_Instructions for the task_
Quote each line of every entry below verbatim, with no changes of any kind.
Given entries start
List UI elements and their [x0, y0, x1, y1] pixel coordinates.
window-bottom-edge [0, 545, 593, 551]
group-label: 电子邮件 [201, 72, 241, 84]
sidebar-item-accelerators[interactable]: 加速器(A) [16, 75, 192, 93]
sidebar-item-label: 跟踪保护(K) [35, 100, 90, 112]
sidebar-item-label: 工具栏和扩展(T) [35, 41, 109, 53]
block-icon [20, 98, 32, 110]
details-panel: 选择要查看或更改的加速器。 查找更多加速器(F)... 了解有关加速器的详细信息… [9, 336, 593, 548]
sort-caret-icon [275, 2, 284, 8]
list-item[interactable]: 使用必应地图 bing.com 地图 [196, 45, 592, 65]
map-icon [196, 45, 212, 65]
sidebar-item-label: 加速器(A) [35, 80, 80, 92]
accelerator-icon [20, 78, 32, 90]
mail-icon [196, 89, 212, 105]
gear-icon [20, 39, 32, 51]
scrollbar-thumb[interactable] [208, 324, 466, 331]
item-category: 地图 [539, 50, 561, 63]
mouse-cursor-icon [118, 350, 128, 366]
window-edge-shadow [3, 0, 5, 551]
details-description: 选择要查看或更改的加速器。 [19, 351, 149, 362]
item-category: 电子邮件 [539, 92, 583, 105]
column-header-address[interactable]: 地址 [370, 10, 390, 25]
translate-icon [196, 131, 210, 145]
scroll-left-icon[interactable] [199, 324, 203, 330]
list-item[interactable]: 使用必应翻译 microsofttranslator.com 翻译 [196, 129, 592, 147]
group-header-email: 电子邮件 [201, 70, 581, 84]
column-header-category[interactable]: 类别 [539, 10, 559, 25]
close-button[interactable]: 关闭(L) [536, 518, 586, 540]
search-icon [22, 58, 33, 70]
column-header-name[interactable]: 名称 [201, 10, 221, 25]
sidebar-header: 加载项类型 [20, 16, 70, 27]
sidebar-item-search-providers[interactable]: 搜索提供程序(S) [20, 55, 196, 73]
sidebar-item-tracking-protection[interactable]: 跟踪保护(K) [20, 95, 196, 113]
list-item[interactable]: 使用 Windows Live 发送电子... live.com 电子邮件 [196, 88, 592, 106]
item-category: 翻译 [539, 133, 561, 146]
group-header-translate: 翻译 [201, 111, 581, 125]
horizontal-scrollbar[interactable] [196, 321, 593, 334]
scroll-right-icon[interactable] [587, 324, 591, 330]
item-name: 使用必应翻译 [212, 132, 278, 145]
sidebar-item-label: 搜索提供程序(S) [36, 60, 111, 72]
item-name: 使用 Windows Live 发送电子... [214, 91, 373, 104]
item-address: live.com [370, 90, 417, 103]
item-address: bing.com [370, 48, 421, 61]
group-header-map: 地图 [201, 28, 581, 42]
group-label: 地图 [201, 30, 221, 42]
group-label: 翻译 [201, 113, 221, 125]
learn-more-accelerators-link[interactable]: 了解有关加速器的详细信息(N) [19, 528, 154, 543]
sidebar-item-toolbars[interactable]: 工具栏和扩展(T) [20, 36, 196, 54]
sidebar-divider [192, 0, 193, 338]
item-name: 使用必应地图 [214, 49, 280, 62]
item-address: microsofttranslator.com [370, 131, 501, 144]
Given entries end
_Task response_
List UI elements and their [x0, y0, x1, y1] pixel coordinates.
window-bottom-edge [0, 545, 593, 551]
group-label: 电子邮件 [201, 72, 241, 84]
sidebar-item-accelerators[interactable]: 加速器(A) [16, 75, 192, 93]
sidebar-item-label: 跟踪保护(K) [35, 100, 90, 112]
sidebar-item-label: 工具栏和扩展(T) [35, 41, 109, 53]
block-icon [20, 98, 32, 110]
details-panel: 选择要查看或更改的加速器。 查找更多加速器(F)... 了解有关加速器的详细信息… [9, 336, 593, 548]
sort-caret-icon [275, 2, 284, 8]
list-item[interactable]: 使用必应地图 bing.com 地图 [196, 45, 592, 65]
map-icon [196, 45, 212, 65]
sidebar-item-label: 加速器(A) [35, 80, 80, 92]
accelerator-icon [20, 78, 32, 90]
mail-icon [196, 89, 212, 105]
gear-icon [20, 39, 32, 51]
scrollbar-thumb[interactable] [208, 324, 466, 331]
item-category: 地图 [539, 50, 561, 63]
mouse-cursor-icon [118, 350, 128, 366]
window-edge-shadow [3, 0, 5, 551]
details-description: 选择要查看或更改的加速器。 [19, 351, 149, 362]
item-category: 电子邮件 [539, 92, 583, 105]
column-header-address[interactable]: 地址 [370, 10, 390, 25]
translate-icon [196, 131, 210, 145]
scroll-left-icon[interactable] [199, 324, 203, 330]
list-item[interactable]: 使用必应翻译 microsofttranslator.com 翻译 [196, 129, 592, 147]
group-header-email: 电子邮件 [201, 70, 581, 84]
column-header-category[interactable]: 类别 [539, 10, 559, 25]
close-button[interactable]: 关闭(L) [536, 518, 586, 540]
search-icon [22, 58, 33, 70]
column-header-name[interactable]: 名称 [201, 10, 221, 25]
sidebar-header: 加载项类型 [20, 16, 70, 27]
sidebar-item-search-providers[interactable]: 搜索提供程序(S) [20, 55, 196, 73]
sidebar-item-tracking-protection[interactable]: 跟踪保护(K) [20, 95, 196, 113]
list-item[interactable]: 使用 Windows Live 发送电子... live.com 电子邮件 [196, 88, 592, 106]
item-category: 翻译 [539, 133, 561, 146]
group-header-translate: 翻译 [201, 111, 581, 125]
horizontal-scrollbar[interactable] [196, 321, 593, 334]
scroll-right-icon[interactable] [587, 324, 591, 330]
item-name: 使用必应翻译 [212, 132, 278, 145]
sidebar-item-label: 搜索提供程序(S) [36, 60, 111, 72]
item-name: 使用 Windows Live 发送电子... [214, 91, 373, 104]
item-address: live.com [370, 90, 417, 103]
item-address: bing.com [370, 48, 421, 61]
group-header-map: 地图 [201, 28, 581, 42]
group-label: 地图 [201, 30, 221, 42]
group-label: 翻译 [201, 113, 221, 125]
learn-more-accelerators-link[interactable]: 了解有关加速器的详细信息(N) [19, 528, 154, 543]
sidebar-item-toolbars[interactable]: 工具栏和扩展(T) [20, 36, 196, 54]
sidebar-divider [192, 0, 193, 338]
item-name: 使用必应地图 [214, 49, 280, 62]
item-address: microsofttranslator.com [370, 131, 501, 144]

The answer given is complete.